** RECORDS **
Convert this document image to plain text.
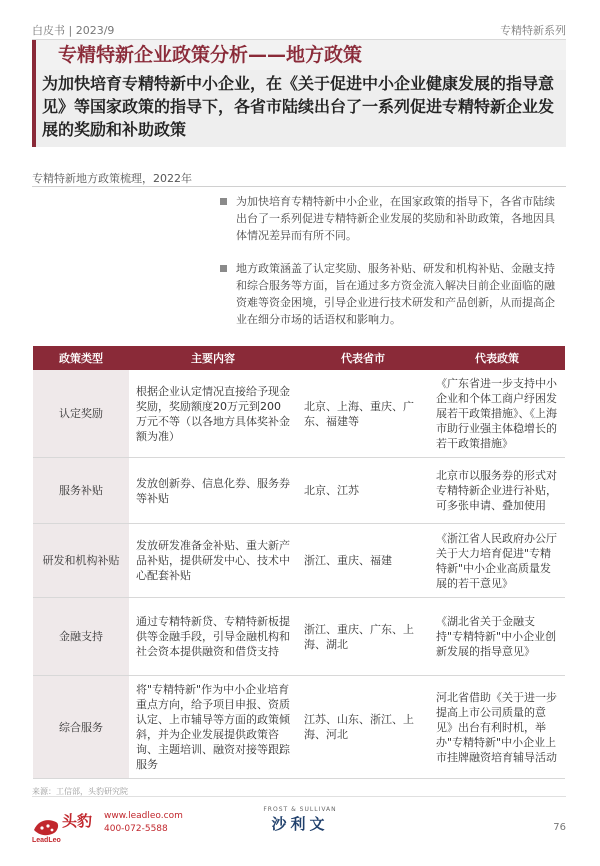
白皮书 | 2023/9	专精特新系列
专精特新企业政策分析——地方政策
为加快培育专精特新中小企业，在《关于促进中小企业健康发展的指导意见》等国家政策的指导下，各省市陆续出台了一系列促进专精特新企业发展的奖励和补助政策
专精特新地方政策梳理，2022年
为加快培育专精特新中小企业，在国家政策的指导下，各省市陆续出台了一系列促进专精特新企业发展的奖励和补助政策，各地因具体情况差异而有所不同。
地方政策涵盖了认定奖励、服务补贴、研发和机构补贴、金融支持和综合服务等方面，旨在通过多方资金流入解决目前企业面临的融资难等资金困境，引导企业进行技术研发和产品创新，从而提高企业在细分市场的话语权和影响力。
政策类型	主要内容	代表省市	代表政策
认定奖励	根据企业认定情况直接给予现金奖励，奖励额度20万元到200万元不等（以各地方具体奖补金额为准）	北京、上海、重庆、广东、福建等	《广东省进一步支持中小企业和个体工商户纾困发展若干政策措施》、《上海市助行业强主体稳增长的若干政策措施》
服务补贴	发放创新券、信息化券、服务券等补贴	北京、江苏	北京市以服务券的形式对专精特新企业进行补贴，可多张申请、叠加使用
研发和机构补贴	发放研发准备金补贴、重大新产品补贴，提供研发中心、技术中心配套补贴	浙江、重庆、福建	《浙江省人民政府办公厅关于大力培育促进"专精特新"中小企业高质量发展的若干意见》
金融支持	通过专精特新贷、专精特新板提供等金融手段，引导金融机构和社会资本提供融资和借贷支持	浙江、重庆、广东、上海、湖北	《湖北省关于金融支持"专精特新"中小企业创新发展的指导意见》
综合服务	将"专精特新"作为中小企业培育重点方向，给予项目申报、资质认定、上市辅导等方面的政策倾斜，并为企业发展提供政策咨询、主题培训、融资对接等跟踪服务	江苏、山东、浙江、上海、河北	河北省借助《关于进一步提高上市公司质量的意见》出台有利时机，举办"专精特新"中小企业上市挂牌融资培育辅导活动
来源：工信部，头豹研究院
LeadLeo
头豹 www.leadleo.com
400-072-5588
FROST & SULLIVAN
沙利文	76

** WHAT THE TASK REQUIRES **
Collect every line with the string "为加快培育专精特新中小企业" from the records, and copy each.

** ANSWER TO THIS EXERCISE **
为加快培育专精特新中小企业，在《关于促进中小企业健康发展的指导意见》等国家政策的指导下，各省市陆续出台了一系列促进专精特新企业发展的奖励和补助政策
为加快培育专精特新中小企业，在国家政策的指导下，各省市陆续出台了一系列促进专精特新企业发展的奖励和补助政策，各地因具体情况差异而有所不同。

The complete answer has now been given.